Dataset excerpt
•••••
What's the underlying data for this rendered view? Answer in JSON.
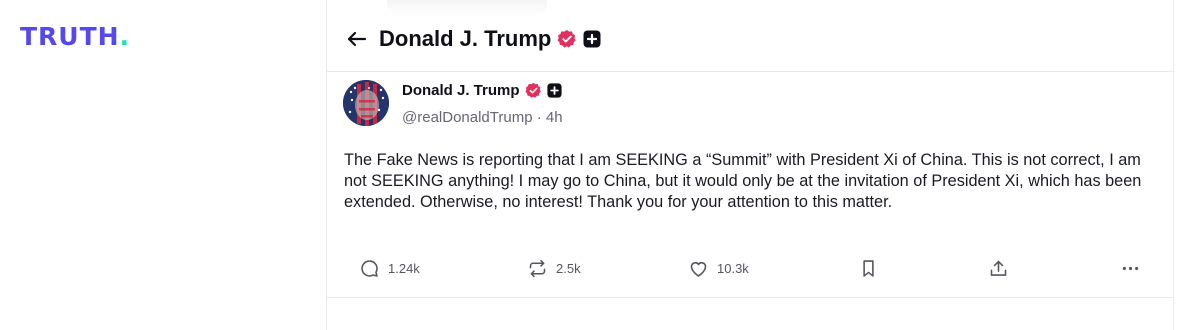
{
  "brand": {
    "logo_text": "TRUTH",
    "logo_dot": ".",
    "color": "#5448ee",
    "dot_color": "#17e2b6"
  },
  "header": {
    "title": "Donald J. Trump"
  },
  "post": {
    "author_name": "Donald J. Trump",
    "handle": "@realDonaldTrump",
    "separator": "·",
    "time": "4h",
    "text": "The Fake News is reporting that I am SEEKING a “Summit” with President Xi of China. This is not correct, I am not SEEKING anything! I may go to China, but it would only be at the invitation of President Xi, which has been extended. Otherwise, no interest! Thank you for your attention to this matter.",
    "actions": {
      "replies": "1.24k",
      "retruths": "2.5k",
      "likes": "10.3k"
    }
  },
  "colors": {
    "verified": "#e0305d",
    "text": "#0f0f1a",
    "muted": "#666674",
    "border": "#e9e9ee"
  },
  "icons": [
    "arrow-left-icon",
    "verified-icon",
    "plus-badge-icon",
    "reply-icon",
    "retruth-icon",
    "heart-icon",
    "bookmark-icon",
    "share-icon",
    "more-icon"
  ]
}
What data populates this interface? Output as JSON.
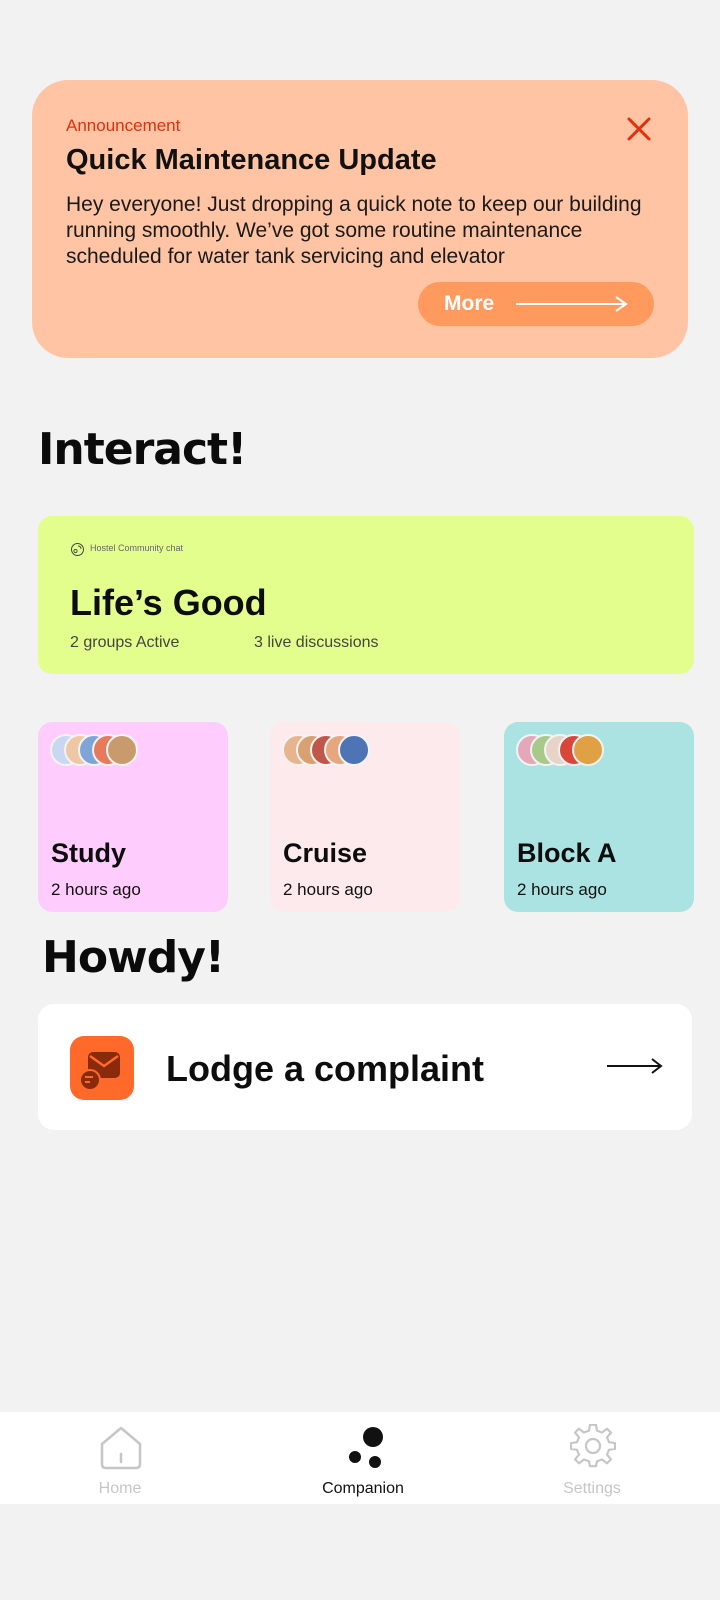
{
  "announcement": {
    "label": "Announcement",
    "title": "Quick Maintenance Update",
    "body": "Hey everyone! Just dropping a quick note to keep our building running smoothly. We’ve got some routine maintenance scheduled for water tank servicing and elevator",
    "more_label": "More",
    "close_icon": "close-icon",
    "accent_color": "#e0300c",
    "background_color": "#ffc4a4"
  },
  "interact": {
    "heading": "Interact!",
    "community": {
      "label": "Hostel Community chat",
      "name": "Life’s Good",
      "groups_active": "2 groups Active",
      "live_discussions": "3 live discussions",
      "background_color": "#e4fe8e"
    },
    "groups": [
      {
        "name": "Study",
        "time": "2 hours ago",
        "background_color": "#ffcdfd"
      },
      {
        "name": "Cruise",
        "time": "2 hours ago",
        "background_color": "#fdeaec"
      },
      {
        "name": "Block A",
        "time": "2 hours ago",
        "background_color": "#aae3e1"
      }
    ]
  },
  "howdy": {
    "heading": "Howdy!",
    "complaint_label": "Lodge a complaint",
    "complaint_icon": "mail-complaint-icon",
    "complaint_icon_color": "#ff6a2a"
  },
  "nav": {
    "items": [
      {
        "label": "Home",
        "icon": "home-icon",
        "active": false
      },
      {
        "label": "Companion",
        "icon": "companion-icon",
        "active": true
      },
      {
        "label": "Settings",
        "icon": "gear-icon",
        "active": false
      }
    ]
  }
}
•••••
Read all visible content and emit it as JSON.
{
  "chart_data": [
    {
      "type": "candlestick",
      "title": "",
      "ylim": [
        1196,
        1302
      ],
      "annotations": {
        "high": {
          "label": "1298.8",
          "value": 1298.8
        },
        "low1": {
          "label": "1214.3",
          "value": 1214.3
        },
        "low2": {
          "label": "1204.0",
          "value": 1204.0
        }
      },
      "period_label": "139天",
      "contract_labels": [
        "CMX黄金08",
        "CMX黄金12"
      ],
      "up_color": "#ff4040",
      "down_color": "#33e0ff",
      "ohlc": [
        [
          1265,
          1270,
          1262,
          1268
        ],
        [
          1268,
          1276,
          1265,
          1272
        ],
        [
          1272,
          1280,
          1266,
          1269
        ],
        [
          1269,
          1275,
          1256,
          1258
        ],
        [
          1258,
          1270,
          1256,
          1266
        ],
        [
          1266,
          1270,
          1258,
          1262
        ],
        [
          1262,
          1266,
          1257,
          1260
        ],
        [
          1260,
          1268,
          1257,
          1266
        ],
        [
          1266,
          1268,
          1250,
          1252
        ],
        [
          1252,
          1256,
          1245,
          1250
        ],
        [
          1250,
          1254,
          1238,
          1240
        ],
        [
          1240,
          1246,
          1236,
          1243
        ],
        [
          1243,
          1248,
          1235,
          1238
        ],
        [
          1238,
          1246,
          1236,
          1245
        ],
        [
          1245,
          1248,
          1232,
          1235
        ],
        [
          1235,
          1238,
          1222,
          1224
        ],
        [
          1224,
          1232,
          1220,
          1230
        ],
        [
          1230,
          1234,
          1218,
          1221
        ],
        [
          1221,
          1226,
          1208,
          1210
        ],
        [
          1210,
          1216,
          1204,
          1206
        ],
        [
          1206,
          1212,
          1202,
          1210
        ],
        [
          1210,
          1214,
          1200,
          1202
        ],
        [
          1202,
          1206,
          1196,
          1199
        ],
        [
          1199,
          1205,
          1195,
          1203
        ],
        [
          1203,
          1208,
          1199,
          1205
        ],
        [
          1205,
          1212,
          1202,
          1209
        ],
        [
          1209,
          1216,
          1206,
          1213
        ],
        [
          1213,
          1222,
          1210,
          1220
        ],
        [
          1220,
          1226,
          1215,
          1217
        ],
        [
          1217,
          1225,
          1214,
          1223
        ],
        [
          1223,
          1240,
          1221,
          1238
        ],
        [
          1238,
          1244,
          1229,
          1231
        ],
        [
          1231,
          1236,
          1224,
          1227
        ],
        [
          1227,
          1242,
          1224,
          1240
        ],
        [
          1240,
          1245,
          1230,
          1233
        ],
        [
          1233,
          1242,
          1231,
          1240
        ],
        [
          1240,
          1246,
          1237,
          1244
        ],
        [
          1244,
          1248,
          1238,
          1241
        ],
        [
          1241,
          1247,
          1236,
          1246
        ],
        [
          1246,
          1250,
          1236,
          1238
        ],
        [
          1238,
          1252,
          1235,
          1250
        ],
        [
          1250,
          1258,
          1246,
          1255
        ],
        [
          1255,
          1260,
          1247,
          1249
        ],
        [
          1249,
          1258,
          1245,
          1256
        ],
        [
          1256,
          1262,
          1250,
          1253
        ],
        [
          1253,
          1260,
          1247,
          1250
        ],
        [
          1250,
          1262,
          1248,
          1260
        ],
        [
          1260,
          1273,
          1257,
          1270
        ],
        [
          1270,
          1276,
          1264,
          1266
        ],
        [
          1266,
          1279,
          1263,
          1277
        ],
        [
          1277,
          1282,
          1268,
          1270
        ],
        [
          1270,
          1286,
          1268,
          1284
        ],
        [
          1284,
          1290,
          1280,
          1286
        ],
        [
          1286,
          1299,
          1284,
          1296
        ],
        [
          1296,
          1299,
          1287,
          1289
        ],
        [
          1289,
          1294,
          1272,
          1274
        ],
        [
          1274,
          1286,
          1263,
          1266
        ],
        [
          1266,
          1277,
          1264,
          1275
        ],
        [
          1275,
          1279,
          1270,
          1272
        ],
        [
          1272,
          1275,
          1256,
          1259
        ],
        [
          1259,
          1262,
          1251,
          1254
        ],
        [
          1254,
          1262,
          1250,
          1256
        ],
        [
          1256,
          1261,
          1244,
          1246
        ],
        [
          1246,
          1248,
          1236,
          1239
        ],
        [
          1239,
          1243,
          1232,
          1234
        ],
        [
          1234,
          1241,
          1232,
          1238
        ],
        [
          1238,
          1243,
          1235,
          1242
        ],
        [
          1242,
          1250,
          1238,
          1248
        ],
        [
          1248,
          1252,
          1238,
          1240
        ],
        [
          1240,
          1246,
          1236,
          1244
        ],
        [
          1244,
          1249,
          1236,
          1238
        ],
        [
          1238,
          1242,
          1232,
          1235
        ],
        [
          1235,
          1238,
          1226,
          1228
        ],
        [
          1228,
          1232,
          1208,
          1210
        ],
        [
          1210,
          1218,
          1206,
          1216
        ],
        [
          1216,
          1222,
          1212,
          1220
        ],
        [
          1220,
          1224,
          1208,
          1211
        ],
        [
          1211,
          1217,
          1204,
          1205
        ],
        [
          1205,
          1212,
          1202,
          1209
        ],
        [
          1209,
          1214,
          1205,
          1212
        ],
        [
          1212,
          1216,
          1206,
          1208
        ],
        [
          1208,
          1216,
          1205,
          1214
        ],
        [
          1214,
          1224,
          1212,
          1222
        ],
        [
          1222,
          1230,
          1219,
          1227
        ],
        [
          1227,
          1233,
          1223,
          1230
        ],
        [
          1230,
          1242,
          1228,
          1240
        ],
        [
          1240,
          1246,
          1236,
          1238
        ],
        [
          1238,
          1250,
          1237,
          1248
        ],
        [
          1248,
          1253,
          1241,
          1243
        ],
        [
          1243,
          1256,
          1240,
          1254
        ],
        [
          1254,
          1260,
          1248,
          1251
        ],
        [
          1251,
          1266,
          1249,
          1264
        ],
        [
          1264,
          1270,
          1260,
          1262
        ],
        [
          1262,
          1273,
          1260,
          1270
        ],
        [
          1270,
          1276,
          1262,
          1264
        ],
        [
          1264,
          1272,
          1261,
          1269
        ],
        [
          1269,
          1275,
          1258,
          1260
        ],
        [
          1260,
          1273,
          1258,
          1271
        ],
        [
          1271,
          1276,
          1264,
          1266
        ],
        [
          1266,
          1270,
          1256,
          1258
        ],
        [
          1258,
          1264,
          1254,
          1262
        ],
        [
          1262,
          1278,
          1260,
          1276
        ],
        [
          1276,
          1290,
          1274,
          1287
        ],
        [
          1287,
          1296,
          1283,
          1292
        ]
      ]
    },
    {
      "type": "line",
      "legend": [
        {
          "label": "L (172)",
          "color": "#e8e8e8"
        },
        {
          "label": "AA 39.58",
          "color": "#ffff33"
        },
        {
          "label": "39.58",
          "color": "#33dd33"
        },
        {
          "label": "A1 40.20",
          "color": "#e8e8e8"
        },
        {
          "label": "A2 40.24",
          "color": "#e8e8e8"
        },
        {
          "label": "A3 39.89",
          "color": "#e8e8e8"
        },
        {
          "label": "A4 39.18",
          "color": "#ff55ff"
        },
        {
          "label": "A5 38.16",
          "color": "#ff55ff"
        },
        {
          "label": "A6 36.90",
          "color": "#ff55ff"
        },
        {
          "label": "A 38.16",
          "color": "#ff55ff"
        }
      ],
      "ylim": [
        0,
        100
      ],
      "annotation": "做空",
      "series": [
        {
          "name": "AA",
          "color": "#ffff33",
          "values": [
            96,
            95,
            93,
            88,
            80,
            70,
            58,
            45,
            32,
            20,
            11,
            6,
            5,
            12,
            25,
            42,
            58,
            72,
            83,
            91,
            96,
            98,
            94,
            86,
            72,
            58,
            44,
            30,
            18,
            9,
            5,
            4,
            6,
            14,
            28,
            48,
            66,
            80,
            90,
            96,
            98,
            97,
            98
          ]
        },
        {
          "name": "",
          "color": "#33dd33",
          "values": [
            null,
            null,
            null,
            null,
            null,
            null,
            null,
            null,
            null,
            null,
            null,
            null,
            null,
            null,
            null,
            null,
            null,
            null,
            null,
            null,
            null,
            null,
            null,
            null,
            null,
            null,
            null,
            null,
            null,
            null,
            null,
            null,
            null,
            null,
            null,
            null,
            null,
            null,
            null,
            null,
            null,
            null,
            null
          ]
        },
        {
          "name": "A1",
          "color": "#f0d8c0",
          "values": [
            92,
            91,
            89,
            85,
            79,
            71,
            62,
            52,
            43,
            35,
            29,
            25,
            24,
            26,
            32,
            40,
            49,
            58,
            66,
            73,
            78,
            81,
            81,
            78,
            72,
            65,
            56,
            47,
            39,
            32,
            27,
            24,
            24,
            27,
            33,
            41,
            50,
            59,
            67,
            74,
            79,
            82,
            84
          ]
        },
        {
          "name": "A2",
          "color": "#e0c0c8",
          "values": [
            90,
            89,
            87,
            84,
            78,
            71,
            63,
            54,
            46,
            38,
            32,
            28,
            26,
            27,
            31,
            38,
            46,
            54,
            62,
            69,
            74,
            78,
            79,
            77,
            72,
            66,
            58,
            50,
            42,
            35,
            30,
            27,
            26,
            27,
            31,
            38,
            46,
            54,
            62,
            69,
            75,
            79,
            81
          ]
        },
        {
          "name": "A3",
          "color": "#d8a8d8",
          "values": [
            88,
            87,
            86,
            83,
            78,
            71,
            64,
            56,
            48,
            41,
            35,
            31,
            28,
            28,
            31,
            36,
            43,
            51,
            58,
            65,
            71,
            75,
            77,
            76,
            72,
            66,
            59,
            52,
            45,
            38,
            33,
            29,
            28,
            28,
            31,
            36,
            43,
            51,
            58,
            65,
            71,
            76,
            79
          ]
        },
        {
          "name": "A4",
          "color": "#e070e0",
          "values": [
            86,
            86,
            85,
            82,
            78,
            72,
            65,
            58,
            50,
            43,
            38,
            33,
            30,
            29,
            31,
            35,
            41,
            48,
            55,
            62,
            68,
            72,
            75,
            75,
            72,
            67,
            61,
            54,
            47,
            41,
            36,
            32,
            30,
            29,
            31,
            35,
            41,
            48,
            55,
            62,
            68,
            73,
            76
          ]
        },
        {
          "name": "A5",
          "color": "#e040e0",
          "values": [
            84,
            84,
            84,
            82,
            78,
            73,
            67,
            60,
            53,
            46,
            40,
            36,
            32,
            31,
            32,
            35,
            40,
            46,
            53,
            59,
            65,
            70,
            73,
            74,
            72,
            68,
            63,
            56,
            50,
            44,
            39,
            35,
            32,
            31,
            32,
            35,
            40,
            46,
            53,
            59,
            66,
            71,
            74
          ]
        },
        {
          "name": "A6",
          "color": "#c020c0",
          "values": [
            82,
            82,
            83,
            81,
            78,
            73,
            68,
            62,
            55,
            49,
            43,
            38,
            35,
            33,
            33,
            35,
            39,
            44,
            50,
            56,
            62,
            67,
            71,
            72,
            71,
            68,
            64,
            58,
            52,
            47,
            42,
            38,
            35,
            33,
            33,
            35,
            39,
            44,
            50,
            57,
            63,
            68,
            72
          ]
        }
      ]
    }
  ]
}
•••••
Given instruction
Search the listing for the word "this" and return each line that holds it.

Final result
What's the underlying data for this rendered view? Answer in JSON.
    "text": "The Fake News is reporting that I am SEEKING a “Summit” with President Xi of China. This is not correct, I am not SEEKING anything! I may go to China, but it would only be at the invitation of President Xi, which has been extended. Otherwise, no interest! Thank you for your attention to this matter.",
What data populates this interface? Output as JSON.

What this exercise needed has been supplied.